### WRITTEN REQUEST
Report only the number of lines in the records that contain the word "content".
# # #
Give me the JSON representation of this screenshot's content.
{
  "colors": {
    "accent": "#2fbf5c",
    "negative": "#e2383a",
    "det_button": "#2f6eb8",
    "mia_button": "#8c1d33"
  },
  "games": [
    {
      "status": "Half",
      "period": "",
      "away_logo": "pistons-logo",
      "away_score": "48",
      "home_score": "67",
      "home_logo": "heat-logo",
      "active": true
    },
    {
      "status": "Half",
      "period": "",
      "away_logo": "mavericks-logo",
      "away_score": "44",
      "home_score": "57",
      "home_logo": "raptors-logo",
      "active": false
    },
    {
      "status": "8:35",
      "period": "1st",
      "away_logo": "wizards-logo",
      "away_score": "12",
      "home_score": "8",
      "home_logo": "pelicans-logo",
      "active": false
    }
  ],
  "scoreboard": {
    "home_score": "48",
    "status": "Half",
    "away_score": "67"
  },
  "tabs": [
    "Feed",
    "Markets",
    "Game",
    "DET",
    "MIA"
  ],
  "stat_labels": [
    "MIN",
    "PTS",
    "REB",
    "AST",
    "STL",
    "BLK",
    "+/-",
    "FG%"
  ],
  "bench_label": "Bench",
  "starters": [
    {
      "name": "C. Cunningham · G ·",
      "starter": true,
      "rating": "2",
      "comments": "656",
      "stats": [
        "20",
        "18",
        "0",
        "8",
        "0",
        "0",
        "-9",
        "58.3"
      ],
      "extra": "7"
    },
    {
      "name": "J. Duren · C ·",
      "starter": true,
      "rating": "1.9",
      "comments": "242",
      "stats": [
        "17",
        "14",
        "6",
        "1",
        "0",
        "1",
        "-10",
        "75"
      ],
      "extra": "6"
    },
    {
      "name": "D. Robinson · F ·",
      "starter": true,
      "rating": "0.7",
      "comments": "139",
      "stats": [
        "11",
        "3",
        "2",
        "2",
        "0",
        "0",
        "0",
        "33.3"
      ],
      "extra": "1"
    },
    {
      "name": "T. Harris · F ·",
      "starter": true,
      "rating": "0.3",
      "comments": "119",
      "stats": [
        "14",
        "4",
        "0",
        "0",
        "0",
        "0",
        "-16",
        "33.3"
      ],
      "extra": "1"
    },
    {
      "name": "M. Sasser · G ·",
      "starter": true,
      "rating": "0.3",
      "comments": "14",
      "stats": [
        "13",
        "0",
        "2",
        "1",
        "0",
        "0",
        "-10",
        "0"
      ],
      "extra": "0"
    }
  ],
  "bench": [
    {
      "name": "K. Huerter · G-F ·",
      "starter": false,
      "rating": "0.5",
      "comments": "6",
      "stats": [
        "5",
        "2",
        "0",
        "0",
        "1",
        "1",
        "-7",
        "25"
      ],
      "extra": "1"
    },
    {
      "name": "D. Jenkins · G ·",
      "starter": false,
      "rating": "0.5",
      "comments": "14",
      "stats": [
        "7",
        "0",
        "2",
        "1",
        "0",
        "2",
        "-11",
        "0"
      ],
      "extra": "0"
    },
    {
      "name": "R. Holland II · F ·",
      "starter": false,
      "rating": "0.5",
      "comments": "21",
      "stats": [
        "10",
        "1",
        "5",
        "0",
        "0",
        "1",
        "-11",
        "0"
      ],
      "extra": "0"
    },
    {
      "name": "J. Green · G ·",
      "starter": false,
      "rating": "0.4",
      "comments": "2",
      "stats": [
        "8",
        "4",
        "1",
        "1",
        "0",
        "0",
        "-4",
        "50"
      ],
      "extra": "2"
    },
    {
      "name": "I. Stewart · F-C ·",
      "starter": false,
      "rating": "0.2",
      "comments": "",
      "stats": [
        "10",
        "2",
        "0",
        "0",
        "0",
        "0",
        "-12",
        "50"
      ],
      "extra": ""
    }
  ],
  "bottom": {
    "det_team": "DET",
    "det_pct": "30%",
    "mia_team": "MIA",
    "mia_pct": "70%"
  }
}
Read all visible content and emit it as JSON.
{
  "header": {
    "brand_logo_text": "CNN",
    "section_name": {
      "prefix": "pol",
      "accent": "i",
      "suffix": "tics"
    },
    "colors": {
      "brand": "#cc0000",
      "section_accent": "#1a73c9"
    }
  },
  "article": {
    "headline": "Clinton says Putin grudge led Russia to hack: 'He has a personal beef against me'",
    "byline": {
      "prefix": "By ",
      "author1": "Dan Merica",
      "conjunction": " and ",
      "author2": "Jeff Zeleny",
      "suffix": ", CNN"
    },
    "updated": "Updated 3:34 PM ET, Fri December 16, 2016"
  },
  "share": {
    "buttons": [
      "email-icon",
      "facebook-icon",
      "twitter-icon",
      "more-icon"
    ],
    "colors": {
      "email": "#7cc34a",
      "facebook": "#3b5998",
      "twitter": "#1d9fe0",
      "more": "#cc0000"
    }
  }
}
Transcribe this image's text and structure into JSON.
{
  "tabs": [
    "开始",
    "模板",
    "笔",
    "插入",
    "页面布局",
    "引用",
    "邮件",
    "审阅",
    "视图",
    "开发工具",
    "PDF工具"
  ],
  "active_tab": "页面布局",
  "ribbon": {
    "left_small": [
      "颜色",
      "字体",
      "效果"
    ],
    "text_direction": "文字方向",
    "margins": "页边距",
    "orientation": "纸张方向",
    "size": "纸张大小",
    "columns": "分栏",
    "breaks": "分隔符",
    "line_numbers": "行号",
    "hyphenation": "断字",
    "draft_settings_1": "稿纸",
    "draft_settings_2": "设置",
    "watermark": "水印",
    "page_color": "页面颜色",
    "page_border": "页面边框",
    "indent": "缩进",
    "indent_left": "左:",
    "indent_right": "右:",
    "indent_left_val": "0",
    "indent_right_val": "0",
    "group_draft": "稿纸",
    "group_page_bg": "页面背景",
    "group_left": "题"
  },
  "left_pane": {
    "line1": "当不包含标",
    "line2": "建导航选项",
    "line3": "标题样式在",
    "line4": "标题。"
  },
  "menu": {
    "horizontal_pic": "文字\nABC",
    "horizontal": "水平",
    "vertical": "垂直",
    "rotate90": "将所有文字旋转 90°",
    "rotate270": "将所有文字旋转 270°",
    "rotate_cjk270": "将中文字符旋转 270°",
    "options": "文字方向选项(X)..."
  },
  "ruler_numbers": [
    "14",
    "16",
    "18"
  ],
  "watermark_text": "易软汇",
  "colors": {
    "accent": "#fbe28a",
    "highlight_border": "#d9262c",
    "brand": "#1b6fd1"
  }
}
# # #
### FULL RESPONSE
2